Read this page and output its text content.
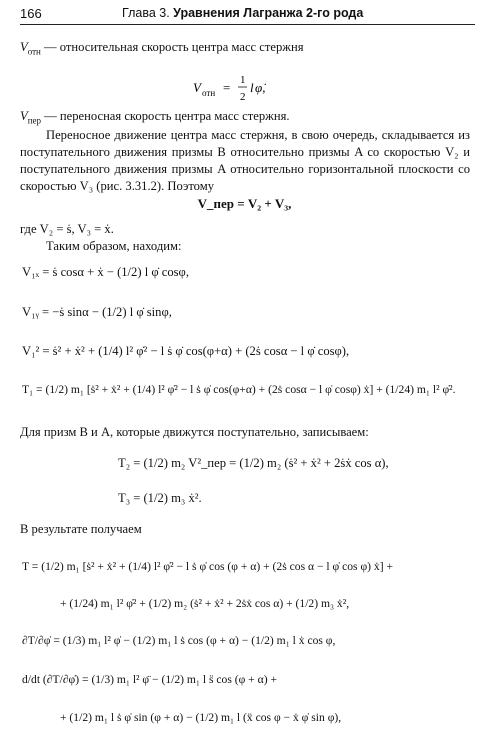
166	Глава 3. Уравнения Лагранжа 2-го рода
$V_{отн}$ — относительная скорость центра масс стержня
V отн = 1
2
l φ̇,
$V_{пер}$ — переносная скорость центра масс стержня.
Переносное движение центра масс стержня, в свою очередь, складывается из поступательного движения призмы B относительно призмы A со скоростью V₂ и поступательного движения призмы A относительно горизонтальной плоскости со скоростью V₃ (рис. 3.31.2). Поэтому
V_пер = V₂ + V₃,
где V₂ = ṡ, V₃ = ẋ.
Таким образом, находим:
V₁ₓ = ṡ cosα + ẋ − (1/2) l φ̇ cosφ,
V₁ᵧ = −ṡ sinα − (1/2) l φ̇ sinφ,
V₁² = ṡ² + ẋ² + (1/4) l² φ̇² − l ṡ φ̇ cos(φ+α) + (2ṡ cosα − l φ̇ cosφ),
T₁ = (1/2) m₁ [ṡ² + ẋ² + (1/4) l² φ̇² − l ṡ φ̇ cos(φ+α) + (2ṡ cosα − l φ̇ cosφ) ẋ] + (1/24) m₁ l² φ̇².
Для призм B и A, которые движутся поступательно, записываем:
T₂ = (1/2) m₂ V²_пер = (1/2) m₂ (ṡ² + ẋ² + 2ṡẋ cos α),
T₃ = (1/2) m₃ ẋ².
В результате получаем
T = (1/2) m₁ [ṡ² + ẋ² + (1/4) l² φ̇² − l ṡ φ̇ cos (φ + α) + (2ṡ cos α − l φ̇ cos φ) ẋ] +
+ (1/24) m₁ l² φ̇² + (1/2) m₂ (ṡ² + ẋ² + 2ṡẋ cos α) + (1/2) m₃ ẋ²,
∂T/∂φ̇ = (1/3) m₁ l² φ̇ − (1/2) m₁ l ṡ cos (φ + α) − (1/2) m₁ l ẋ cos φ,
d/dt (∂T/∂φ̇) = (1/3) m₁ l² φ̈ − (1/2) m₁ l s̈ cos (φ + α) +
+ (1/2) m₁ l ṡ φ̇ sin (φ + α) − (1/2) m₁ l (ẍ cos φ − ẋ φ̇ sin φ),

What is being asked: Among the records above, find each line holding the string "масс" and pull it out.

Solution to this problem:
$V_{отн}$ — относительная скорость центра масс стержня
$V_{пер}$ — переносная скорость центра масс стержня.
Переносное движение центра масс стержня, в свою очередь, складывается из поступательного движения призмы B относительно призмы A со скоростью V₂ и поступательного движения призмы A относительно горизонтальной плоскости со скоростью V₃ (рис. 3.31.2). Поэтому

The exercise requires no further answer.